### Work to do
Only the pictures are left out: repeat the rest of the entries exactly.

Data excerpts
:::::

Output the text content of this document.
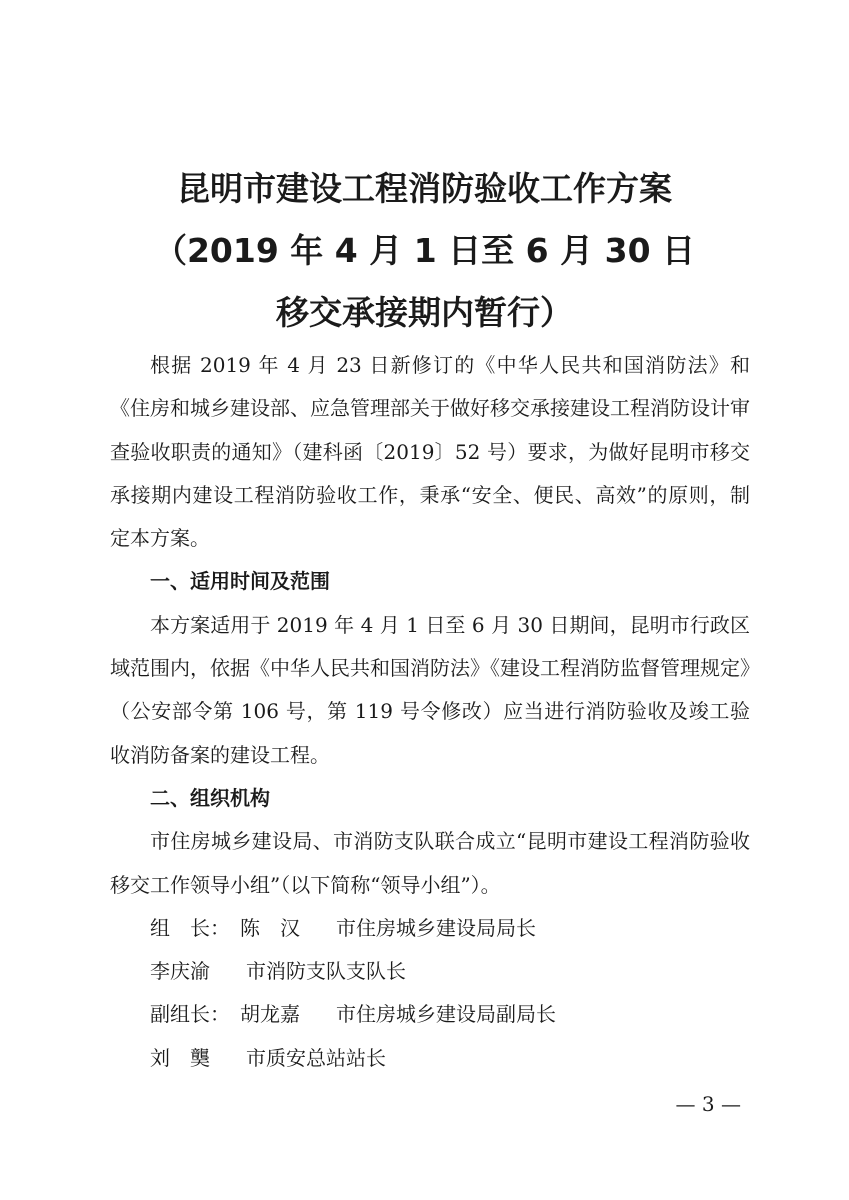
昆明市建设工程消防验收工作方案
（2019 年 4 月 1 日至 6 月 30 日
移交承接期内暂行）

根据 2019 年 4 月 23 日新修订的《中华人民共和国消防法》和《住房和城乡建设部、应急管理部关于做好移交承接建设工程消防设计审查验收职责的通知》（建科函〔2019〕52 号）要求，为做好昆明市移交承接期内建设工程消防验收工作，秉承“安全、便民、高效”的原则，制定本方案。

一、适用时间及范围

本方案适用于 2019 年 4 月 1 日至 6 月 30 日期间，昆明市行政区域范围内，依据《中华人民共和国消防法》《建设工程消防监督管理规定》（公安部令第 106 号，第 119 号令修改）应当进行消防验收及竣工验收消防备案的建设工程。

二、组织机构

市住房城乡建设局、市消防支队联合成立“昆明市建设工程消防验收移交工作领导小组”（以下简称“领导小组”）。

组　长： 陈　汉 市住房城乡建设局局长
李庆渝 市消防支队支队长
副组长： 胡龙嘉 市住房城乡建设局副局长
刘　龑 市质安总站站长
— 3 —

:::::

### Task response
Output the text content of this document.
昆明市建设工程消防验收工作方案
（2019 年 4 月 1 日至 6 月 30 日
移交承接期内暂行）

根据 2019 年 4 月 23 日新修订的《中华人民共和国消防法》和《住房和城乡建设部、应急管理部关于做好移交承接建设工程消防设计审查验收职责的通知》（建科函〔2019〕52 号）要求，为做好昆明市移交承接期内建设工程消防验收工作，秉承“安全、便民、高效”的原则，制定本方案。

一、适用时间及范围

本方案适用于 2019 年 4 月 1 日至 6 月 30 日期间，昆明市行政区域范围内，依据《中华人民共和国消防法》《建设工程消防监督管理规定》（公安部令第 106 号，第 119 号令修改）应当进行消防验收及竣工验收消防备案的建设工程。

二、组织机构

市住房城乡建设局、市消防支队联合成立“昆明市建设工程消防验收移交工作领导小组”（以下简称“领导小组”）。

组　长： 陈　汉 市住房城乡建设局局长
李庆渝 市消防支队支队长
副组长： 胡龙嘉 市住房城乡建设局副局长
刘　龑 市质安总站站长
— 3 —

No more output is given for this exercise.